Given task:
Restate the data word for word and leave the images out.

Dataset entries:
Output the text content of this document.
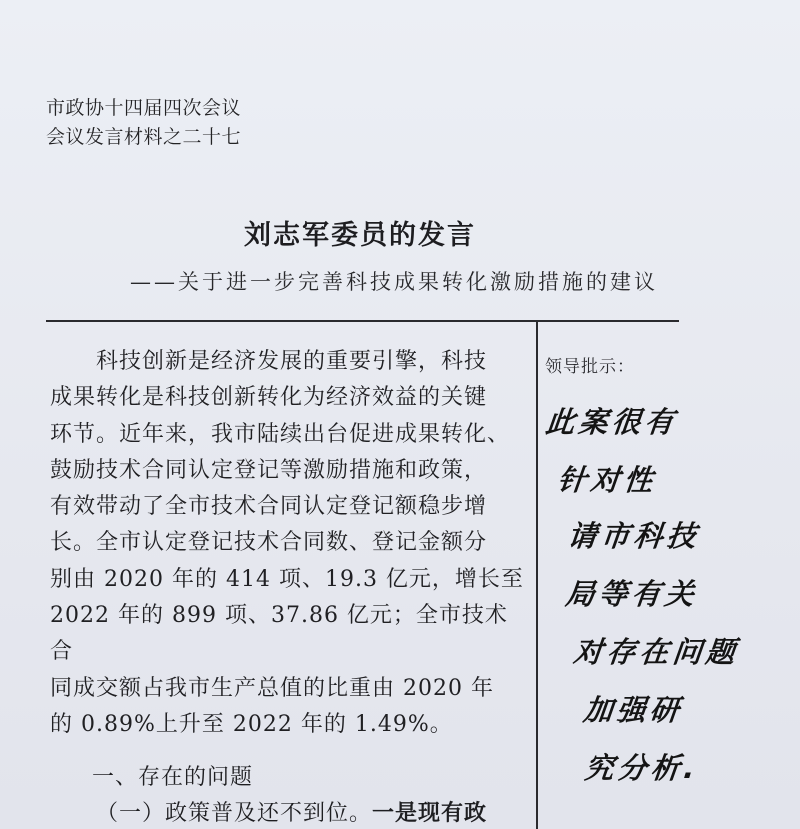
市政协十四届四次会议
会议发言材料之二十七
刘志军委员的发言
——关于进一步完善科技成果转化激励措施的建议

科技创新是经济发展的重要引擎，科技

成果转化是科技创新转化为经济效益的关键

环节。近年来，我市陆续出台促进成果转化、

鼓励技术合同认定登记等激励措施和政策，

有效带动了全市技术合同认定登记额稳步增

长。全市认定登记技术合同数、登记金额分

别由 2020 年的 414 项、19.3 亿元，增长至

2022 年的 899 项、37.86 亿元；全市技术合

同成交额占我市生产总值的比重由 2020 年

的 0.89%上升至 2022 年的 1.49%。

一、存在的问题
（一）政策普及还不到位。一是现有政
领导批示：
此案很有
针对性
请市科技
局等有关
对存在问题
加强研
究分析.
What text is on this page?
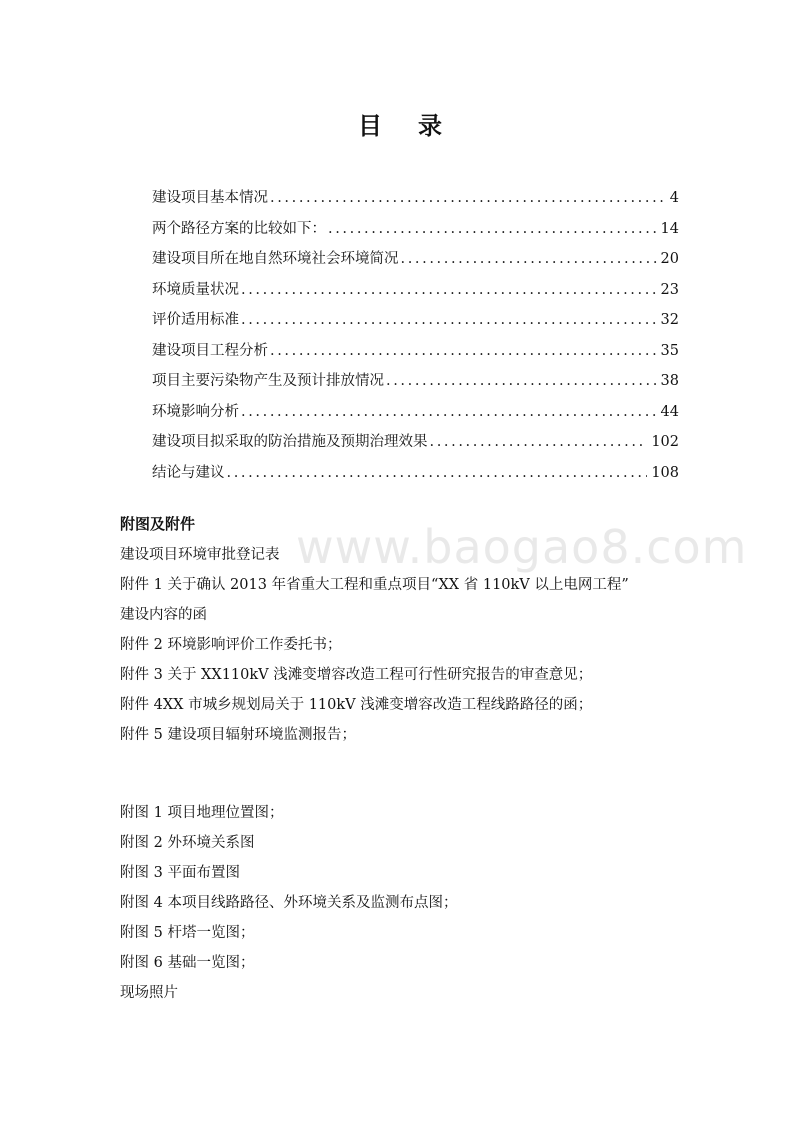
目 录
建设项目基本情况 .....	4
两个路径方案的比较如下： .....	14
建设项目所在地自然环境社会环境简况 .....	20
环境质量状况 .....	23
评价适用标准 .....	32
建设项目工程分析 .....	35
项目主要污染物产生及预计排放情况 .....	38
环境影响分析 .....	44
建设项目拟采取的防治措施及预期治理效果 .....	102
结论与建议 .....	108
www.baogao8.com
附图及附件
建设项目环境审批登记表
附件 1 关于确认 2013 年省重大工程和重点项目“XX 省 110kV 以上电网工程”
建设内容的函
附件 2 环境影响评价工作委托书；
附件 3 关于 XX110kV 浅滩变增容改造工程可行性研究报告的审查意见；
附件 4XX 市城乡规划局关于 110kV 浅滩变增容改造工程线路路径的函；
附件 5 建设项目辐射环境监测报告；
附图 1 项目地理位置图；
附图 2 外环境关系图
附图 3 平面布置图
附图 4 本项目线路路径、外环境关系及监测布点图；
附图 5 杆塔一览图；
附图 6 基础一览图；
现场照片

Exercise answer:
Output the text content of this document.
市政协十四届四次会议
会议发言材料之二十七
刘志军委员的发言
——关于进一步完善科技成果转化激励措施的建议

科技创新是经济发展的重要引擎，科技

成果转化是科技创新转化为经济效益的关键

环节。近年来，我市陆续出台促进成果转化、

鼓励技术合同认定登记等激励措施和政策，

有效带动了全市技术合同认定登记额稳步增

长。全市认定登记技术合同数、登记金额分

别由 2020 年的 414 项、19.3 亿元，增长至

2022 年的 899 项、37.86 亿元；全市技术合

同成交额占我市生产总值的比重由 2020 年

的 0.89%上升至 2022 年的 1.49%。

一、存在的问题
（一）政策普及还不到位。一是现有政
领导批示：
此案很有
针对性
请市科技
局等有关
对存在问题
加强研
究分析.
What text is on this page?
目 录
建设项目基本情况 .....	4
两个路径方案的比较如下： .....	14
建设项目所在地自然环境社会环境简况 .....	20
环境质量状况 .....	23
评价适用标准 .....	32
建设项目工程分析 .....	35
项目主要污染物产生及预计排放情况 .....	38
环境影响分析 .....	44
建设项目拟采取的防治措施及预期治理效果 .....	102
结论与建议 .....	108
www.baogao8.com
附图及附件
建设项目环境审批登记表
附件 1 关于确认 2013 年省重大工程和重点项目“XX 省 110kV 以上电网工程”
建设内容的函
附件 2 环境影响评价工作委托书；
附件 3 关于 XX110kV 浅滩变增容改造工程可行性研究报告的审查意见；
附件 4XX 市城乡规划局关于 110kV 浅滩变增容改造工程线路路径的函；
附件 5 建设项目辐射环境监测报告；
附图 1 项目地理位置图；
附图 2 外环境关系图
附图 3 平面布置图
附图 4 本项目线路路径、外环境关系及监测布点图；
附图 5 杆塔一览图；
附图 6 基础一览图；
现场照片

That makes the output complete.